> Problem
Extract each line of the data and write it out again exactly.

> Input for this task
** Begin **

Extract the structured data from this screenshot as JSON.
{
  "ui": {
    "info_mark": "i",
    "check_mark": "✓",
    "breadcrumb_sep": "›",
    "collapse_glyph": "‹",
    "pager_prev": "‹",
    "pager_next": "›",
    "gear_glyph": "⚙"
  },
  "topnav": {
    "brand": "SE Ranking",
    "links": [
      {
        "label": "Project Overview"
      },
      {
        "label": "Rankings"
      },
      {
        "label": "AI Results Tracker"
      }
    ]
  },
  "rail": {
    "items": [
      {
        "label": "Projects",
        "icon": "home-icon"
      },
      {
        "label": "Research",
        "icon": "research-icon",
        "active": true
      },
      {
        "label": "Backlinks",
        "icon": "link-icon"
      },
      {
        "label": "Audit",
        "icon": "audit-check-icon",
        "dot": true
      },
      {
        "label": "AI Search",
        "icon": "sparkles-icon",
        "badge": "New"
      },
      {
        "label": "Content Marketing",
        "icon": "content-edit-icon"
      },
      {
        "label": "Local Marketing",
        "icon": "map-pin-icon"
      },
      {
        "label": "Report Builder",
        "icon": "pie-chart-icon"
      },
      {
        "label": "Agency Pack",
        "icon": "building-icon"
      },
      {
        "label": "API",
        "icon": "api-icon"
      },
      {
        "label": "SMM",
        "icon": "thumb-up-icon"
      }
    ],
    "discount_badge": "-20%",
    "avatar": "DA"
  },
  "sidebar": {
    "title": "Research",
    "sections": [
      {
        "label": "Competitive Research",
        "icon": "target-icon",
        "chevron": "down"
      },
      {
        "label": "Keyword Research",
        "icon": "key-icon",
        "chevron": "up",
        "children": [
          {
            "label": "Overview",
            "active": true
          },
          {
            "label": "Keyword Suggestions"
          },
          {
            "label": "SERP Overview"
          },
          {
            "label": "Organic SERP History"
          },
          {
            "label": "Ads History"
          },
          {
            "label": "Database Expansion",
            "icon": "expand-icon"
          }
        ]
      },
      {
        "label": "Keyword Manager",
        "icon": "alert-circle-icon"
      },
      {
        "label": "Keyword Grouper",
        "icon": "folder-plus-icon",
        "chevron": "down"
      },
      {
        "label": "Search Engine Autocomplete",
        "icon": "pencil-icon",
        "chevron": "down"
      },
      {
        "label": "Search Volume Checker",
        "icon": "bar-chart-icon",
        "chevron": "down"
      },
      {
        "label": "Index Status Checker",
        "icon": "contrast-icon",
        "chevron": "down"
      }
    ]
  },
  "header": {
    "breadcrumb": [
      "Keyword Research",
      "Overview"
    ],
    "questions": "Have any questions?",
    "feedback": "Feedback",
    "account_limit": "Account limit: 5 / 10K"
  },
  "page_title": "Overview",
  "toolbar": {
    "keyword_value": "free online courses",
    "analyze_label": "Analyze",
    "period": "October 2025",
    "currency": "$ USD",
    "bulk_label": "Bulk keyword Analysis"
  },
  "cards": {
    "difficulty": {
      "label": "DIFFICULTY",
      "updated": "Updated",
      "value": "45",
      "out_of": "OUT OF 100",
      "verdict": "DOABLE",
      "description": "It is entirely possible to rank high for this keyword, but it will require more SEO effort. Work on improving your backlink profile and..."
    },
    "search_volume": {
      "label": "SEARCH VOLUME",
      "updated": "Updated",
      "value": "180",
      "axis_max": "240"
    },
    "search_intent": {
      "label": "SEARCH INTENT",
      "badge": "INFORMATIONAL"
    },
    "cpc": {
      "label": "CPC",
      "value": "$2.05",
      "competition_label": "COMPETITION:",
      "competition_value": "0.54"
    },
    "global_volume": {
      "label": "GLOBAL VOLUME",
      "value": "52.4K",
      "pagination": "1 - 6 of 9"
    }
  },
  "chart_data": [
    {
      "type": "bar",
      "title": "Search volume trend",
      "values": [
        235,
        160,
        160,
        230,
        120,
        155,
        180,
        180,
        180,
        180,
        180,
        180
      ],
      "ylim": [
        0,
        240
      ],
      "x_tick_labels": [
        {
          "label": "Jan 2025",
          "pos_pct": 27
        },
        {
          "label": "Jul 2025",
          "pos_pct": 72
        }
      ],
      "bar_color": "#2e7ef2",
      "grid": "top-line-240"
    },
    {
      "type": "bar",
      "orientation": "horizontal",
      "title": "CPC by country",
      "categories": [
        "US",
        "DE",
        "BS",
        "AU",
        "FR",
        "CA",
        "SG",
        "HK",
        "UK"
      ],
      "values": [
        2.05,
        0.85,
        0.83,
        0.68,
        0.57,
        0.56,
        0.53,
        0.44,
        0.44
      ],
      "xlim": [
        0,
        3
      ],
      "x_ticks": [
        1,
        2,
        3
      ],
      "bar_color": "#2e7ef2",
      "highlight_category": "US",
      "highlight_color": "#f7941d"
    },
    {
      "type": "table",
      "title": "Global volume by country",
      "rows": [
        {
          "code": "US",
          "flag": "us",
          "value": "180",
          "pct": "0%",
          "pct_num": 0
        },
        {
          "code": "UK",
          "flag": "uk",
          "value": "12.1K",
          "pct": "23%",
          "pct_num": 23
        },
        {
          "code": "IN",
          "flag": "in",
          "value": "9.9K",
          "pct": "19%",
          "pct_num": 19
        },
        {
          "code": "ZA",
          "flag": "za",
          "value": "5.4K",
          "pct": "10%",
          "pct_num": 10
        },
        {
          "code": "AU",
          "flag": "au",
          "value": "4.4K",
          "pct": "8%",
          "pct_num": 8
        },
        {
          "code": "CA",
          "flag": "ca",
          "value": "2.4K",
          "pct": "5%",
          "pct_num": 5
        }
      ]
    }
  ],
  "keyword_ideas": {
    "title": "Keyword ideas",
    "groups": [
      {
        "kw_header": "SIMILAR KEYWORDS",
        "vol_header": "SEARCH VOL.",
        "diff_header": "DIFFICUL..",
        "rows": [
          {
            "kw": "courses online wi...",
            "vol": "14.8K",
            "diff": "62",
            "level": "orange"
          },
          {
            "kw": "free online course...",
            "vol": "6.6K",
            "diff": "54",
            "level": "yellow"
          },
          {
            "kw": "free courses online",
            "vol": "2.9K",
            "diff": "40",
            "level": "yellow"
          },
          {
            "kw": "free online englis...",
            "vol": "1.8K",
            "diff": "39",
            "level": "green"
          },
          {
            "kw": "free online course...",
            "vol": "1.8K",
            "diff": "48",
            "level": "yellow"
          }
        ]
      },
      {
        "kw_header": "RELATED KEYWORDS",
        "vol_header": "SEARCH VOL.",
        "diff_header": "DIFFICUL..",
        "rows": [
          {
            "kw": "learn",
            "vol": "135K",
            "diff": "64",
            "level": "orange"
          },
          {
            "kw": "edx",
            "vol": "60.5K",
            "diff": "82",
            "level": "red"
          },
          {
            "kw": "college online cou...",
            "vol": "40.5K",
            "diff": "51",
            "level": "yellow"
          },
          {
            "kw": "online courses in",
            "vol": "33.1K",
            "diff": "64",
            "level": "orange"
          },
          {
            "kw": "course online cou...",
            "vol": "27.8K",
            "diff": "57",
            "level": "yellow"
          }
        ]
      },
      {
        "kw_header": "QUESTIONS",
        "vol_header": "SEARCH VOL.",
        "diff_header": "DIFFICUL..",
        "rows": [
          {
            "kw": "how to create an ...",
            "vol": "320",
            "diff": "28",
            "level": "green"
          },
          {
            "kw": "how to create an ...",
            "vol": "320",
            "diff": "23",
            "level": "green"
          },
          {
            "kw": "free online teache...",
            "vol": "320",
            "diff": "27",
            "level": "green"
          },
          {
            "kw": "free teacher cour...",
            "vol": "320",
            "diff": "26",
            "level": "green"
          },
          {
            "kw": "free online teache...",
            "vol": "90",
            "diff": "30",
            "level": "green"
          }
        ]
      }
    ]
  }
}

** End **

> Expected answer
Extract the structured data from this screenshot as JSON.
{
  "ui": {
    "info_mark": "i",
    "check_mark": "✓",
    "breadcrumb_sep": "›",
    "collapse_glyph": "‹",
    "pager_prev": "‹",
    "pager_next": "›",
    "gear_glyph": "⚙"
  },
  "topnav": {
    "brand": "SE Ranking",
    "links": [
      {
        "label": "Project Overview"
      },
      {
        "label": "Rankings"
      },
      {
        "label": "AI Results Tracker"
      }
    ]
  },
  "rail": {
    "items": [
      {
        "label": "Projects",
        "icon": "home-icon"
      },
      {
        "label": "Research",
        "icon": "research-icon",
        "active": true
      },
      {
        "label": "Backlinks",
        "icon": "link-icon"
      },
      {
        "label": "Audit",
        "icon": "audit-check-icon",
        "dot": true
      },
      {
        "label": "AI Search",
        "icon": "sparkles-icon",
        "badge": "New"
      },
      {
        "label": "Content Marketing",
        "icon": "content-edit-icon"
      },
      {
        "label": "Local Marketing",
        "icon": "map-pin-icon"
      },
      {
        "label": "Report Builder",
        "icon": "pie-chart-icon"
      },
      {
        "label": "Agency Pack",
        "icon": "building-icon"
      },
      {
        "label": "API",
        "icon": "api-icon"
      },
      {
        "label": "SMM",
        "icon": "thumb-up-icon"
      }
    ],
    "discount_badge": "-20%",
    "avatar": "DA"
  },
  "sidebar": {
    "title": "Research",
    "sections": [
      {
        "label": "Competitive Research",
        "icon": "target-icon",
        "chevron": "down"
      },
      {
        "label": "Keyword Research",
        "icon": "key-icon",
        "chevron": "up",
        "children": [
          {
            "label": "Overview",
            "active": true
          },
          {
            "label": "Keyword Suggestions"
          },
          {
            "label": "SERP Overview"
          },
          {
            "label": "Organic SERP History"
          },
          {
            "label": "Ads History"
          },
          {
            "label": "Database Expansion",
            "icon": "expand-icon"
          }
        ]
      },
      {
        "label": "Keyword Manager",
        "icon": "alert-circle-icon"
      },
      {
        "label": "Keyword Grouper",
        "icon": "folder-plus-icon",
        "chevron": "down"
      },
      {
        "label": "Search Engine Autocomplete",
        "icon": "pencil-icon",
        "chevron": "down"
      },
      {
        "label": "Search Volume Checker",
        "icon": "bar-chart-icon",
        "chevron": "down"
      },
      {
        "label": "Index Status Checker",
        "icon": "contrast-icon",
        "chevron": "down"
      }
    ]
  },
  "header": {
    "breadcrumb": [
      "Keyword Research",
      "Overview"
    ],
    "questions": "Have any questions?",
    "feedback": "Feedback",
    "account_limit": "Account limit: 5 / 10K"
  },
  "page_title": "Overview",
  "toolbar": {
    "keyword_value": "free online courses",
    "analyze_label": "Analyze",
    "period": "October 2025",
    "currency": "$ USD",
    "bulk_label": "Bulk keyword Analysis"
  },
  "cards": {
    "difficulty": {
      "label": "DIFFICULTY",
      "updated": "Updated",
      "value": "45",
      "out_of": "OUT OF 100",
      "verdict": "DOABLE",
      "description": "It is entirely possible to rank high for this keyword, but it will require more SEO effort. Work on improving your backlink profile and..."
    },
    "search_volume": {
      "label": "SEARCH VOLUME",
      "updated": "Updated",
      "value": "180",
      "axis_max": "240"
    },
    "search_intent": {
      "label": "SEARCH INTENT",
      "badge": "INFORMATIONAL"
    },
    "cpc": {
      "label": "CPC",
      "value": "$2.05",
      "competition_label": "COMPETITION:",
      "competition_value": "0.54"
    },
    "global_volume": {
      "label": "GLOBAL VOLUME",
      "value": "52.4K",
      "pagination": "1 - 6 of 9"
    }
  },
  "chart_data": [
    {
      "type": "bar",
      "title": "Search volume trend",
      "values": [
        235,
        160,
        160,
        230,
        120,
        155,
        180,
        180,
        180,
        180,
        180,
        180
      ],
      "ylim": [
        0,
        240
      ],
      "x_tick_labels": [
        {
          "label": "Jan 2025",
          "pos_pct": 27
        },
        {
          "label": "Jul 2025",
          "pos_pct": 72
        }
      ],
      "bar_color": "#2e7ef2",
      "grid": "top-line-240"
    },
    {
      "type": "bar",
      "orientation": "horizontal",
      "title": "CPC by country",
      "categories": [
        "US",
        "DE",
        "BS",
        "AU",
        "FR",
        "CA",
        "SG",
        "HK",
        "UK"
      ],
      "values": [
        2.05,
        0.85,
        0.83,
        0.68,
        0.57,
        0.56,
        0.53,
        0.44,
        0.44
      ],
      "xlim": [
        0,
        3
      ],
      "x_ticks": [
        1,
        2,
        3
      ],
      "bar_color": "#2e7ef2",
      "highlight_category": "US",
      "highlight_color": "#f7941d"
    },
    {
      "type": "table",
      "title": "Global volume by country",
      "rows": [
        {
          "code": "US",
          "flag": "us",
          "value": "180",
          "pct": "0%",
          "pct_num": 0
        },
        {
          "code": "UK",
          "flag": "uk",
          "value": "12.1K",
          "pct": "23%",
          "pct_num": 23
        },
        {
          "code": "IN",
          "flag": "in",
          "value": "9.9K",
          "pct": "19%",
          "pct_num": 19
        },
        {
          "code": "ZA",
          "flag": "za",
          "value": "5.4K",
          "pct": "10%",
          "pct_num": 10
        },
        {
          "code": "AU",
          "flag": "au",
          "value": "4.4K",
          "pct": "8%",
          "pct_num": 8
        },
        {
          "code": "CA",
          "flag": "ca",
          "value": "2.4K",
          "pct": "5%",
          "pct_num": 5
        }
      ]
    }
  ],
  "keyword_ideas": {
    "title": "Keyword ideas",
    "groups": [
      {
        "kw_header": "SIMILAR KEYWORDS",
        "vol_header": "SEARCH VOL.",
        "diff_header": "DIFFICUL..",
        "rows": [
          {
            "kw": "courses online wi...",
            "vol": "14.8K",
            "diff": "62",
            "level": "orange"
          },
          {
            "kw": "free online course...",
            "vol": "6.6K",
            "diff": "54",
            "level": "yellow"
          },
          {
            "kw": "free courses online",
            "vol": "2.9K",
            "diff": "40",
            "level": "yellow"
          },
          {
            "kw": "free online englis...",
            "vol": "1.8K",
            "diff": "39",
            "level": "green"
          },
          {
            "kw": "free online course...",
            "vol": "1.8K",
            "diff": "48",
            "level": "yellow"
          }
        ]
      },
      {
        "kw_header": "RELATED KEYWORDS",
        "vol_header": "SEARCH VOL.",
        "diff_header": "DIFFICUL..",
        "rows": [
          {
            "kw": "learn",
            "vol": "135K",
            "diff": "64",
            "level": "orange"
          },
          {
            "kw": "edx",
            "vol": "60.5K",
            "diff": "82",
            "level": "red"
          },
          {
            "kw": "college online cou...",
            "vol": "40.5K",
            "diff": "51",
            "level": "yellow"
          },
          {
            "kw": "online courses in",
            "vol": "33.1K",
            "diff": "64",
            "level": "orange"
          },
          {
            "kw": "course online cou...",
            "vol": "27.8K",
            "diff": "57",
            "level": "yellow"
          }
        ]
      },
      {
        "kw_header": "QUESTIONS",
        "vol_header": "SEARCH VOL.",
        "diff_header": "DIFFICUL..",
        "rows": [
          {
            "kw": "how to create an ...",
            "vol": "320",
            "diff": "28",
            "level": "green"
          },
          {
            "kw": "how to create an ...",
            "vol": "320",
            "diff": "23",
            "level": "green"
          },
          {
            "kw": "free online teache...",
            "vol": "320",
            "diff": "27",
            "level": "green"
          },
          {
            "kw": "free teacher cour...",
            "vol": "320",
            "diff": "26",
            "level": "green"
          },
          {
            "kw": "free online teache...",
            "vol": "90",
            "diff": "30",
            "level": "green"
          }
        ]
      }
    ]
  }
}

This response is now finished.